[Given request] Go through the records underneath and write each one out again exactly.

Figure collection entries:

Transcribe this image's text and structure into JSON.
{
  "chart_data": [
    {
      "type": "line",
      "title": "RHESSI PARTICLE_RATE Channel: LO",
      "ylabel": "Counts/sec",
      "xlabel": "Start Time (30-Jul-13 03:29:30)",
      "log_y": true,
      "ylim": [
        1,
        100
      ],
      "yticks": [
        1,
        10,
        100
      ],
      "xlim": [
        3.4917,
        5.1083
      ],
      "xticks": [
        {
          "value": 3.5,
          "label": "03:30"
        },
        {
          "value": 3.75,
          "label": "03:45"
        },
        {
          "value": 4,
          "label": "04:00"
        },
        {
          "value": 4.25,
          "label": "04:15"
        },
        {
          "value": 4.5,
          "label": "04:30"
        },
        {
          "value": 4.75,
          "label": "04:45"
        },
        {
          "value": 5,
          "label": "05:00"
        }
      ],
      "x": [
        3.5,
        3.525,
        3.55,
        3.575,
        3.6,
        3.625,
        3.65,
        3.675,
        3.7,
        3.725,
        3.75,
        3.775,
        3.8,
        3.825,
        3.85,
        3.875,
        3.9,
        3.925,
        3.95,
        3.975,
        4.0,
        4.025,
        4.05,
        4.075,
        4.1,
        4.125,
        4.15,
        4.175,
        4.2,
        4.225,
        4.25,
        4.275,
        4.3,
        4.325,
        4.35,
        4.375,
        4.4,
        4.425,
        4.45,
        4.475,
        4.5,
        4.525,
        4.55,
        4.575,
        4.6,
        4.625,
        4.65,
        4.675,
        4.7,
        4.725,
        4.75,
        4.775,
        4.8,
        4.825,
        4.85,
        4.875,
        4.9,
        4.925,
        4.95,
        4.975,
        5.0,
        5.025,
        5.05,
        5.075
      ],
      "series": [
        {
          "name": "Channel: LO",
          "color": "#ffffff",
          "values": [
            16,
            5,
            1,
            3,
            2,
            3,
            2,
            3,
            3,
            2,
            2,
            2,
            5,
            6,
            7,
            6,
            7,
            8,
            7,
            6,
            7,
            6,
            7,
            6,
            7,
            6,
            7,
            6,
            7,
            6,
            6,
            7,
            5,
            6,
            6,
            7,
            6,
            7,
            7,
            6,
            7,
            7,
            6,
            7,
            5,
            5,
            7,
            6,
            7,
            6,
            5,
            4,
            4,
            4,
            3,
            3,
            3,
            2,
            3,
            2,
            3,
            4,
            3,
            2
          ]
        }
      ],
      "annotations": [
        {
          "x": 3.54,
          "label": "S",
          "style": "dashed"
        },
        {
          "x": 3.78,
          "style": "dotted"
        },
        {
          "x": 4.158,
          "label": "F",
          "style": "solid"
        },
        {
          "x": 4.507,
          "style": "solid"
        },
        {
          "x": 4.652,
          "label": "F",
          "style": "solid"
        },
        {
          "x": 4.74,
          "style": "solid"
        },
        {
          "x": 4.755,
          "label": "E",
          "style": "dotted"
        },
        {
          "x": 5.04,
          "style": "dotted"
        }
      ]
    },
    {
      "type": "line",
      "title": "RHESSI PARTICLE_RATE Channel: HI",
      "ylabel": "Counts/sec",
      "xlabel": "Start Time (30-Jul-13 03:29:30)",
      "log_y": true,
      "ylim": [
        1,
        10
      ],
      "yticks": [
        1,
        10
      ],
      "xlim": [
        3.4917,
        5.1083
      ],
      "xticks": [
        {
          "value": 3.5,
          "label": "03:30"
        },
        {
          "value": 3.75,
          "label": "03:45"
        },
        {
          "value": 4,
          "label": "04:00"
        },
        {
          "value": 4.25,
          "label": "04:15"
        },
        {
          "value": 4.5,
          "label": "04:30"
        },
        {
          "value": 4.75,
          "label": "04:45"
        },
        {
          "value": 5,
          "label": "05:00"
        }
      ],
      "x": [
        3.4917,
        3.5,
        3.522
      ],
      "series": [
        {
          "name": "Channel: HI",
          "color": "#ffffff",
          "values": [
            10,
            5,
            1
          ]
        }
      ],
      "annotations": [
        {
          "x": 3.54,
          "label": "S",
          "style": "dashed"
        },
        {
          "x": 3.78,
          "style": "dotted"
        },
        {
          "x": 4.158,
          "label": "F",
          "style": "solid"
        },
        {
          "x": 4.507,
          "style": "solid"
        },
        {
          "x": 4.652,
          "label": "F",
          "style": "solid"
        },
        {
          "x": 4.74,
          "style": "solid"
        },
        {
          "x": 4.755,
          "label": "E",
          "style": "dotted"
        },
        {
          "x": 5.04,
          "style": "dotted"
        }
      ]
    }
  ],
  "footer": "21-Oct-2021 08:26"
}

[Full response]
Transcribe this image's text and structure into JSON.
{
  "chart_data": [
    {
      "type": "line",
      "title": "RHESSI PARTICLE_RATE Channel: LO",
      "ylabel": "Counts/sec",
      "xlabel": "Start Time (30-Jul-13 03:29:30)",
      "log_y": true,
      "ylim": [
        1,
        100
      ],
      "yticks": [
        1,
        10,
        100
      ],
      "xlim": [
        3.4917,
        5.1083
      ],
      "xticks": [
        {
          "value": 3.5,
          "label": "03:30"
        },
        {
          "value": 3.75,
          "label": "03:45"
        },
        {
          "value": 4,
          "label": "04:00"
        },
        {
          "value": 4.25,
          "label": "04:15"
        },
        {
          "value": 4.5,
          "label": "04:30"
        },
        {
          "value": 4.75,
          "label": "04:45"
        },
        {
          "value": 5,
          "label": "05:00"
        }
      ],
      "x": [
        3.5,
        3.525,
        3.55,
        3.575,
        3.6,
        3.625,
        3.65,
        3.675,
        3.7,
        3.725,
        3.75,
        3.775,
        3.8,
        3.825,
        3.85,
        3.875,
        3.9,
        3.925,
        3.95,
        3.975,
        4.0,
        4.025,
        4.05,
        4.075,
        4.1,
        4.125,
        4.15,
        4.175,
        4.2,
        4.225,
        4.25,
        4.275,
        4.3,
        4.325,
        4.35,
        4.375,
        4.4,
        4.425,
        4.45,
        4.475,
        4.5,
        4.525,
        4.55,
        4.575,
        4.6,
        4.625,
        4.65,
        4.675,
        4.7,
        4.725,
        4.75,
        4.775,
        4.8,
        4.825,
        4.85,
        4.875,
        4.9,
        4.925,
        4.95,
        4.975,
        5.0,
        5.025,
        5.05,
        5.075
      ],
      "series": [
        {
          "name": "Channel: LO",
          "color": "#ffffff",
          "values": [
            16,
            5,
            1,
            3,
            2,
            3,
            2,
            3,
            3,
            2,
            2,
            2,
            5,
            6,
            7,
            6,
            7,
            8,
            7,
            6,
            7,
            6,
            7,
            6,
            7,
            6,
            7,
            6,
            7,
            6,
            6,
            7,
            5,
            6,
            6,
            7,
            6,
            7,
            7,
            6,
            7,
            7,
            6,
            7,
            5,
            5,
            7,
            6,
            7,
            6,
            5,
            4,
            4,
            4,
            3,
            3,
            3,
            2,
            3,
            2,
            3,
            4,
            3,
            2
          ]
        }
      ],
      "annotations": [
        {
          "x": 3.54,
          "label": "S",
          "style": "dashed"
        },
        {
          "x": 3.78,
          "style": "dotted"
        },
        {
          "x": 4.158,
          "label": "F",
          "style": "solid"
        },
        {
          "x": 4.507,
          "style": "solid"
        },
        {
          "x": 4.652,
          "label": "F",
          "style": "solid"
        },
        {
          "x": 4.74,
          "style": "solid"
        },
        {
          "x": 4.755,
          "label": "E",
          "style": "dotted"
        },
        {
          "x": 5.04,
          "style": "dotted"
        }
      ]
    },
    {
      "type": "line",
      "title": "RHESSI PARTICLE_RATE Channel: HI",
      "ylabel": "Counts/sec",
      "xlabel": "Start Time (30-Jul-13 03:29:30)",
      "log_y": true,
      "ylim": [
        1,
        10
      ],
      "yticks": [
        1,
        10
      ],
      "xlim": [
        3.4917,
        5.1083
      ],
      "xticks": [
        {
          "value": 3.5,
          "label": "03:30"
        },
        {
          "value": 3.75,
          "label": "03:45"
        },
        {
          "value": 4,
          "label": "04:00"
        },
        {
          "value": 4.25,
          "label": "04:15"
        },
        {
          "value": 4.5,
          "label": "04:30"
        },
        {
          "value": 4.75,
          "label": "04:45"
        },
        {
          "value": 5,
          "label": "05:00"
        }
      ],
      "x": [
        3.4917,
        3.5,
        3.522
      ],
      "series": [
        {
          "name": "Channel: HI",
          "color": "#ffffff",
          "values": [
            10,
            5,
            1
          ]
        }
      ],
      "annotations": [
        {
          "x": 3.54,
          "label": "S",
          "style": "dashed"
        },
        {
          "x": 3.78,
          "style": "dotted"
        },
        {
          "x": 4.158,
          "label": "F",
          "style": "solid"
        },
        {
          "x": 4.507,
          "style": "solid"
        },
        {
          "x": 4.652,
          "label": "F",
          "style": "solid"
        },
        {
          "x": 4.74,
          "style": "solid"
        },
        {
          "x": 4.755,
          "label": "E",
          "style": "dotted"
        },
        {
          "x": 5.04,
          "style": "dotted"
        }
      ]
    }
  ],
  "footer": "21-Oct-2021 08:26"
}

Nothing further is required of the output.